Problem to solve:
Below are records; count the lines in them that hold "students" and give only the count.

╭─ Dataset content

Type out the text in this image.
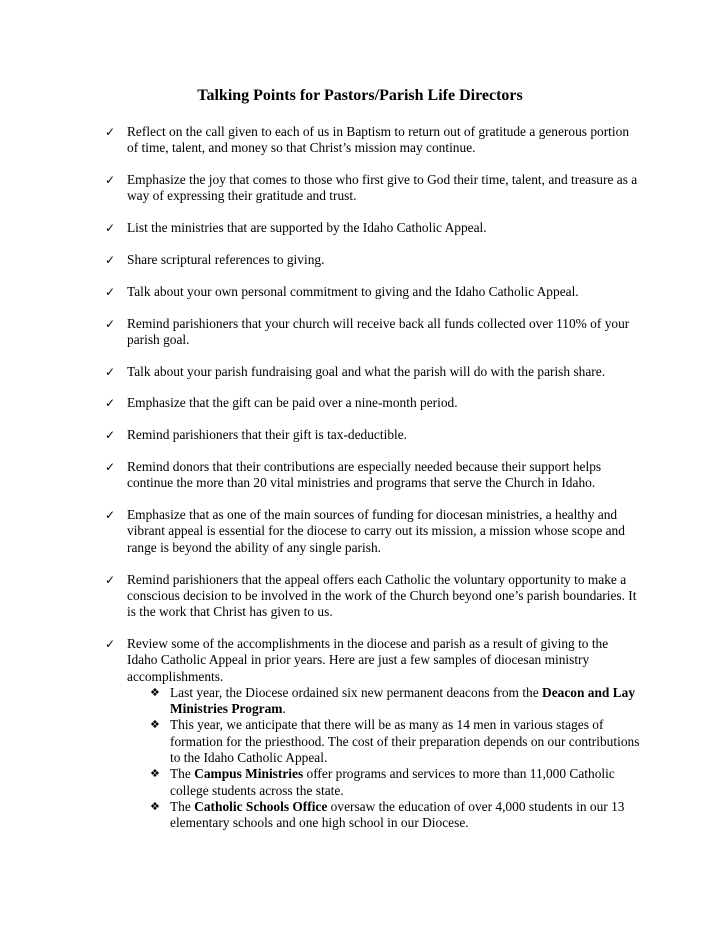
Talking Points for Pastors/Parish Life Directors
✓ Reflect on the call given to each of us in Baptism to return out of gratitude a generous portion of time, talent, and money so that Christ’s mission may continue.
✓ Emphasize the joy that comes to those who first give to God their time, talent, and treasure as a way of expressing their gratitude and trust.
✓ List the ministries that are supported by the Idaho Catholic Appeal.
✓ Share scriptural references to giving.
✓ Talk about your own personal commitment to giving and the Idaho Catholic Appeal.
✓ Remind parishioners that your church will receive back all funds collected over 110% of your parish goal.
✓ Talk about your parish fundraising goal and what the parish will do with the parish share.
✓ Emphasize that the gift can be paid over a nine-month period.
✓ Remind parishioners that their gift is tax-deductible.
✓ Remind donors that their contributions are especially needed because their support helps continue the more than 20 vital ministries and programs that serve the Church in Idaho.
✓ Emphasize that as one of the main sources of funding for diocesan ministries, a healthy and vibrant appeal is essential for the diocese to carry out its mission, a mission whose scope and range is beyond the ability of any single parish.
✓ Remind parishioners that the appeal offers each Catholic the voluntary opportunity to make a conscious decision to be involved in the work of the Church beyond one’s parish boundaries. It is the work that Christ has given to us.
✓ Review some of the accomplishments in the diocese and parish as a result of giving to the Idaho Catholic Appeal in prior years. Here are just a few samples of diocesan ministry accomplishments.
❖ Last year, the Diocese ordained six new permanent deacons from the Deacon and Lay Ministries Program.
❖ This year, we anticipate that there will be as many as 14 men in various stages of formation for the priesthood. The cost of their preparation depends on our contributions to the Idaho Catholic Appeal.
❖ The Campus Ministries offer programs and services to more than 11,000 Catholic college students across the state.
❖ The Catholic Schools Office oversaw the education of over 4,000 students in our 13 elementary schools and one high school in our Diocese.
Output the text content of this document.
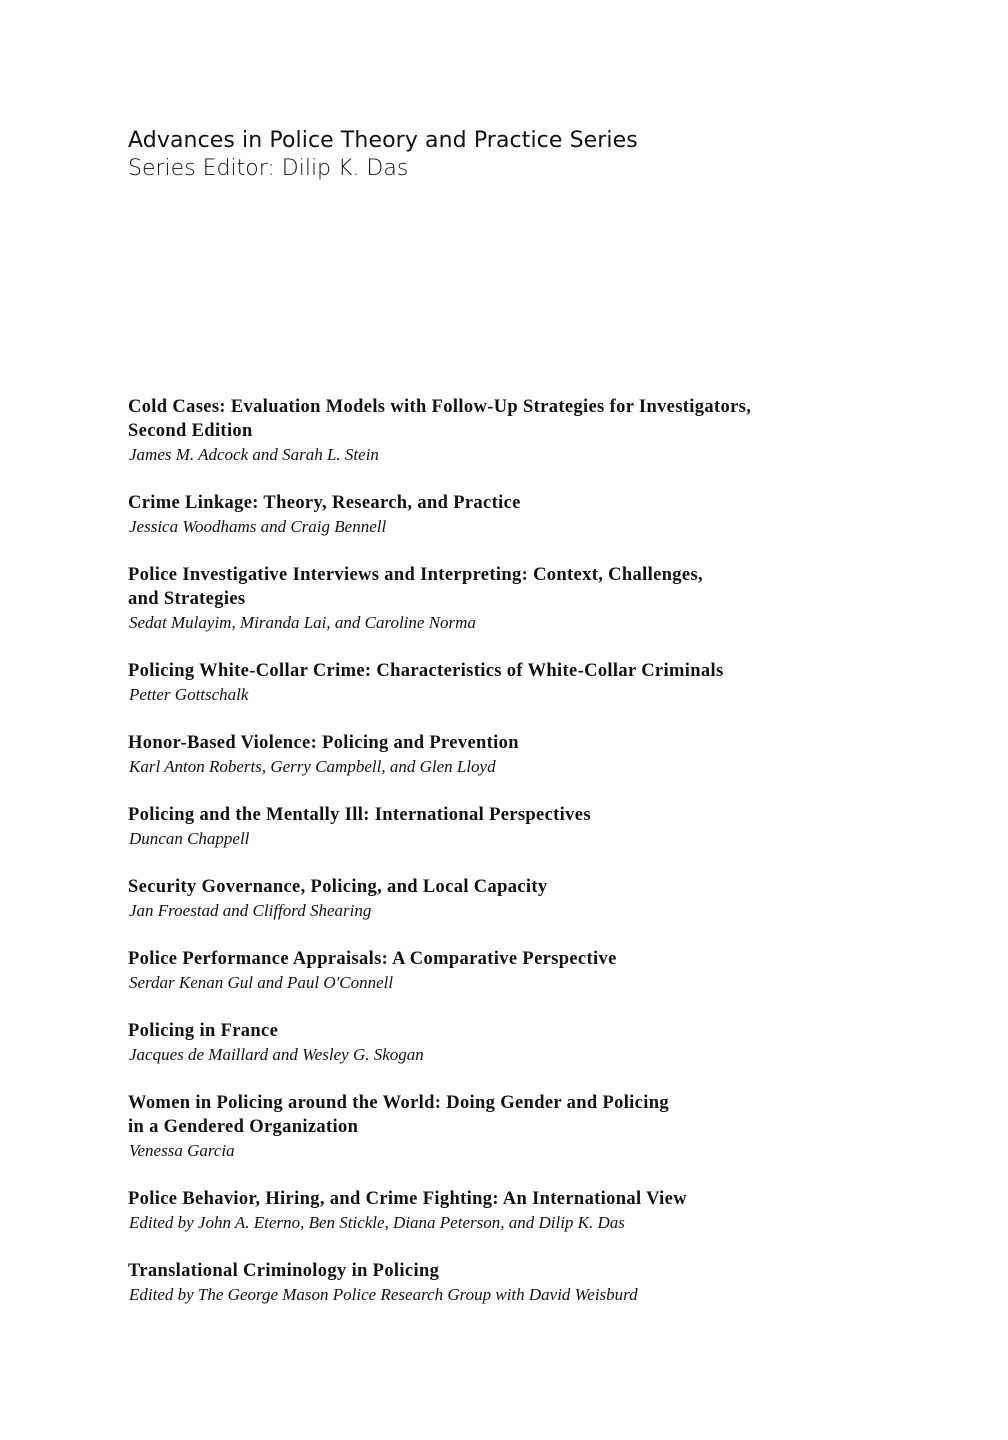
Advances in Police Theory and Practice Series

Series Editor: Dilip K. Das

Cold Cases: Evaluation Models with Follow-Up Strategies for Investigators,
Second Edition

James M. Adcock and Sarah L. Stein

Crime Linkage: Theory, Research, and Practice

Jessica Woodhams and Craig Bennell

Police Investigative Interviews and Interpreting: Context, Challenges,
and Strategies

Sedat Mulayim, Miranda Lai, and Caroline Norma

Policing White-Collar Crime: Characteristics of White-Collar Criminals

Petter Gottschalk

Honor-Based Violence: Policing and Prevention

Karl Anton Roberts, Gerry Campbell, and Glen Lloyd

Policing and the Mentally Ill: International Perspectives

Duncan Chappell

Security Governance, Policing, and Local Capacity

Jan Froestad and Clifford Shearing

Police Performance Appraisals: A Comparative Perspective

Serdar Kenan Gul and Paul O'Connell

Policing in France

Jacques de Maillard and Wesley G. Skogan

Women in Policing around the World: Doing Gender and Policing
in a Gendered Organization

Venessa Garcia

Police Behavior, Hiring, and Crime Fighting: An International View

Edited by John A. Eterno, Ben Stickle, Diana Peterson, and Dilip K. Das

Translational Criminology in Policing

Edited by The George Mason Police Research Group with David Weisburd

╰─

Expected answer:
2